- SET EXERCISE: Write out every entry word for word.

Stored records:
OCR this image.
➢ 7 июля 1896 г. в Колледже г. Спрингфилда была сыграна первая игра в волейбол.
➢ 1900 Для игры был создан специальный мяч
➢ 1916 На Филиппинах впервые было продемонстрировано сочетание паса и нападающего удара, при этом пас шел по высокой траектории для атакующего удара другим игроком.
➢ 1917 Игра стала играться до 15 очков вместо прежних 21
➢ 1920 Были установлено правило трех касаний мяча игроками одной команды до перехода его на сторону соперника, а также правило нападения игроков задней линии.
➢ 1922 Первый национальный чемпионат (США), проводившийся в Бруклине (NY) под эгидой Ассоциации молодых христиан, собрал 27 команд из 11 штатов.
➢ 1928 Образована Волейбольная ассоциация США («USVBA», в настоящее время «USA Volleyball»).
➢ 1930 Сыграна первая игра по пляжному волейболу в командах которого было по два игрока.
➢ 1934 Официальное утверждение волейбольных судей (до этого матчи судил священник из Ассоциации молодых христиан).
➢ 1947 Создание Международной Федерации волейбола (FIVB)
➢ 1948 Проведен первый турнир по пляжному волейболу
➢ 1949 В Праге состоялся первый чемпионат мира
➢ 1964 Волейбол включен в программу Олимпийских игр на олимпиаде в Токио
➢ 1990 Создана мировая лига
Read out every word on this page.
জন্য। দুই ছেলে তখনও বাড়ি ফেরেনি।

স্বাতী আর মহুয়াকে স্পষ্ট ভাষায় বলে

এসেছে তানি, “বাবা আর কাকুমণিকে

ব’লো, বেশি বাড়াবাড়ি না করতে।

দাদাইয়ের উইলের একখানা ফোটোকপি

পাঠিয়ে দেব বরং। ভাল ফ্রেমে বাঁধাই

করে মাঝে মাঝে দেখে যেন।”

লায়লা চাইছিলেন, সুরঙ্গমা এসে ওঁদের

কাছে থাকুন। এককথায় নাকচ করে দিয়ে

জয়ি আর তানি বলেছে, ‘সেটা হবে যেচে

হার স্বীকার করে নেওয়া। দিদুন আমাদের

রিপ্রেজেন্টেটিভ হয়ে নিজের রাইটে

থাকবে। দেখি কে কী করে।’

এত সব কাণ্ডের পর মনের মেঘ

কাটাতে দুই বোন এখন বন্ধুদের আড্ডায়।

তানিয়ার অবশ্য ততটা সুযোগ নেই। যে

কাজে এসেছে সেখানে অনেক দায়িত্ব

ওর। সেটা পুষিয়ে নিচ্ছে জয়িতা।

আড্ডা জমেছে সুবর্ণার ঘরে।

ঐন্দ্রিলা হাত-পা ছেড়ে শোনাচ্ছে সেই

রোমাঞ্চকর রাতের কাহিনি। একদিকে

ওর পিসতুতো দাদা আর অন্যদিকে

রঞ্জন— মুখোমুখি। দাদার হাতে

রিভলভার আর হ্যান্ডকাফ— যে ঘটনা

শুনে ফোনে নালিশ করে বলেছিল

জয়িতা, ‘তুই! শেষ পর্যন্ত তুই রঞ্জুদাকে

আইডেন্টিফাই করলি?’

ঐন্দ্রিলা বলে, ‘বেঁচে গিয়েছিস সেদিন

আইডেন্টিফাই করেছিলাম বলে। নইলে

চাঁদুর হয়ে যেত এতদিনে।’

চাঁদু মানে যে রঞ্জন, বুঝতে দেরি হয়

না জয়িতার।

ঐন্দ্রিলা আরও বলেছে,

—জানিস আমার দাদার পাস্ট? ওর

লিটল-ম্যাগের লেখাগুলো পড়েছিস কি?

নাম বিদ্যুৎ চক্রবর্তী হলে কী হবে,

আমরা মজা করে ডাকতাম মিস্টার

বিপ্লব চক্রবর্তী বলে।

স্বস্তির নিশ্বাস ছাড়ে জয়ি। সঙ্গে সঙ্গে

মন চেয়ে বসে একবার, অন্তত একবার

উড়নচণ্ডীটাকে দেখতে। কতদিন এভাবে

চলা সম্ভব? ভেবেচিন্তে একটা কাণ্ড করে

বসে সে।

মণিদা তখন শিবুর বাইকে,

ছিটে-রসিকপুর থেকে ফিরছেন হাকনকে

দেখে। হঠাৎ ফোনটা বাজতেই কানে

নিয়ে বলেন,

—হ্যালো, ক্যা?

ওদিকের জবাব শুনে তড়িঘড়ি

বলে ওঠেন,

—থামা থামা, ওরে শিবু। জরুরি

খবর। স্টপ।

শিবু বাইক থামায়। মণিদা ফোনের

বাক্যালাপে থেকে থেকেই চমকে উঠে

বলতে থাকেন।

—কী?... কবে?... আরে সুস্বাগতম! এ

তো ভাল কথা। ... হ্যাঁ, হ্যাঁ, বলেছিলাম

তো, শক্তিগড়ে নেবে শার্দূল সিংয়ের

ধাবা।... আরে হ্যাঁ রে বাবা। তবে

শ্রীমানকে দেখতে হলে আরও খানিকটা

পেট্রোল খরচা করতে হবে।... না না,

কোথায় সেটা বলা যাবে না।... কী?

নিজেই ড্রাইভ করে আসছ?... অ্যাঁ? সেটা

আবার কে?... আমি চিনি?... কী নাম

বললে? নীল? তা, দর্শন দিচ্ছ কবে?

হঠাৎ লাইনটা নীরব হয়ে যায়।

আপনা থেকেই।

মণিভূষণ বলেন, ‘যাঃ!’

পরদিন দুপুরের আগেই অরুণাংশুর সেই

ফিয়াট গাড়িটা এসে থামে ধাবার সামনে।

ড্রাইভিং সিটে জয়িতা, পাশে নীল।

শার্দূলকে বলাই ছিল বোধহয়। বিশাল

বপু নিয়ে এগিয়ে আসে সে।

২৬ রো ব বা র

- SOLUTION:
OCR this image.
➢ 7 июля 1896 г. в Колледже г. Спрингфилда была сыграна первая игра в волейбол.
➢ 1900 Для игры был создан специальный мяч
➢ 1916 На Филиппинах впервые было продемонстрировано сочетание паса и нападающего удара, при этом пас шел по высокой траектории для атакующего удара другим игроком.
➢ 1917 Игра стала играться до 15 очков вместо прежних 21
➢ 1920 Были установлено правило трех касаний мяча игроками одной команды до перехода его на сторону соперника, а также правило нападения игроков задней линии.
➢ 1922 Первый национальный чемпионат (США), проводившийся в Бруклине (NY) под эгидой Ассоциации молодых христиан, собрал 27 команд из 11 штатов.
➢ 1928 Образована Волейбольная ассоциация США («USVBA», в настоящее время «USA Volleyball»).
➢ 1930 Сыграна первая игра по пляжному волейболу в командах которого было по два игрока.
➢ 1934 Официальное утверждение волейбольных судей (до этого матчи судил священник из Ассоциации молодых христиан).
➢ 1947 Создание Международной Федерации волейбола (FIVB)
➢ 1948 Проведен первый турнир по пляжному волейболу
➢ 1949 В Праге состоялся первый чемпионат мира
➢ 1964 Волейбол включен в программу Олимпийских игр на олимпиаде в Токио
➢ 1990 Создана мировая лига
Read out every word on this page.
জন্য। দুই ছেলে তখনও বাড়ি ফেরেনি।

স্বাতী আর মহুয়াকে স্পষ্ট ভাষায় বলে

এসেছে তানি, “বাবা আর কাকুমণিকে

ব’লো, বেশি বাড়াবাড়ি না করতে।

দাদাইয়ের উইলের একখানা ফোটোকপি

পাঠিয়ে দেব বরং। ভাল ফ্রেমে বাঁধাই

করে মাঝে মাঝে দেখে যেন।”

লায়লা চাইছিলেন, সুরঙ্গমা এসে ওঁদের

কাছে থাকুন। এককথায় নাকচ করে দিয়ে

জয়ি আর তানি বলেছে, ‘সেটা হবে যেচে

হার স্বীকার করে নেওয়া। দিদুন আমাদের

রিপ্রেজেন্টেটিভ হয়ে নিজের রাইটে

থাকবে। দেখি কে কী করে।’

এত সব কাণ্ডের পর মনের মেঘ

কাটাতে দুই বোন এখন বন্ধুদের আড্ডায়।

তানিয়ার অবশ্য ততটা সুযোগ নেই। যে

কাজে এসেছে সেখানে অনেক দায়িত্ব

ওর। সেটা পুষিয়ে নিচ্ছে জয়িতা।

আড্ডা জমেছে সুবর্ণার ঘরে।

ঐন্দ্রিলা হাত-পা ছেড়ে শোনাচ্ছে সেই

রোমাঞ্চকর রাতের কাহিনি। একদিকে

ওর পিসতুতো দাদা আর অন্যদিকে

রঞ্জন— মুখোমুখি। দাদার হাতে

রিভলভার আর হ্যান্ডকাফ— যে ঘটনা

শুনে ফোনে নালিশ করে বলেছিল

জয়িতা, ‘তুই! শেষ পর্যন্ত তুই রঞ্জুদাকে

আইডেন্টিফাই করলি?’

ঐন্দ্রিলা বলে, ‘বেঁচে গিয়েছিস সেদিন

আইডেন্টিফাই করেছিলাম বলে। নইলে

চাঁদুর হয়ে যেত এতদিনে।’

চাঁদু মানে যে রঞ্জন, বুঝতে দেরি হয়

না জয়িতার।

ঐন্দ্রিলা আরও বলেছে,

—জানিস আমার দাদার পাস্ট? ওর

লিটল-ম্যাগের লেখাগুলো পড়েছিস কি?

নাম বিদ্যুৎ চক্রবর্তী হলে কী হবে,

আমরা মজা করে ডাকতাম মিস্টার

বিপ্লব চক্রবর্তী বলে।

স্বস্তির নিশ্বাস ছাড়ে জয়ি। সঙ্গে সঙ্গে

মন চেয়ে বসে একবার, অন্তত একবার

উড়নচণ্ডীটাকে দেখতে। কতদিন এভাবে

চলা সম্ভব? ভেবেচিন্তে একটা কাণ্ড করে

বসে সে।

মণিদা তখন শিবুর বাইকে,

ছিটে-রসিকপুর থেকে ফিরছেন হাকনকে

দেখে। হঠাৎ ফোনটা বাজতেই কানে

নিয়ে বলেন,

—হ্যালো, ক্যা?

ওদিকের জবাব শুনে তড়িঘড়ি

বলে ওঠেন,

—থামা থামা, ওরে শিবু। জরুরি

খবর। স্টপ।

শিবু বাইক থামায়। মণিদা ফোনের

বাক্যালাপে থেকে থেকেই চমকে উঠে

বলতে থাকেন।

—কী?... কবে?... আরে সুস্বাগতম! এ

তো ভাল কথা। ... হ্যাঁ, হ্যাঁ, বলেছিলাম

তো, শক্তিগড়ে নেবে শার্দূল সিংয়ের

ধাবা।... আরে হ্যাঁ রে বাবা। তবে

শ্রীমানকে দেখতে হলে আরও খানিকটা

পেট্রোল খরচা করতে হবে।... না না,

কোথায় সেটা বলা যাবে না।... কী?

নিজেই ড্রাইভ করে আসছ?... অ্যাঁ? সেটা

আবার কে?... আমি চিনি?... কী নাম

বললে? নীল? তা, দর্শন দিচ্ছ কবে?

হঠাৎ লাইনটা নীরব হয়ে যায়।

আপনা থেকেই।

মণিভূষণ বলেন, ‘যাঃ!’

পরদিন দুপুরের আগেই অরুণাংশুর সেই

ফিয়াট গাড়িটা এসে থামে ধাবার সামনে।

ড্রাইভিং সিটে জয়িতা, পাশে নীল।

শার্দূলকে বলাই ছিল বোধহয়। বিশাল

বপু নিয়ে এগিয়ে আসে সে।

২৬ রো ব বা র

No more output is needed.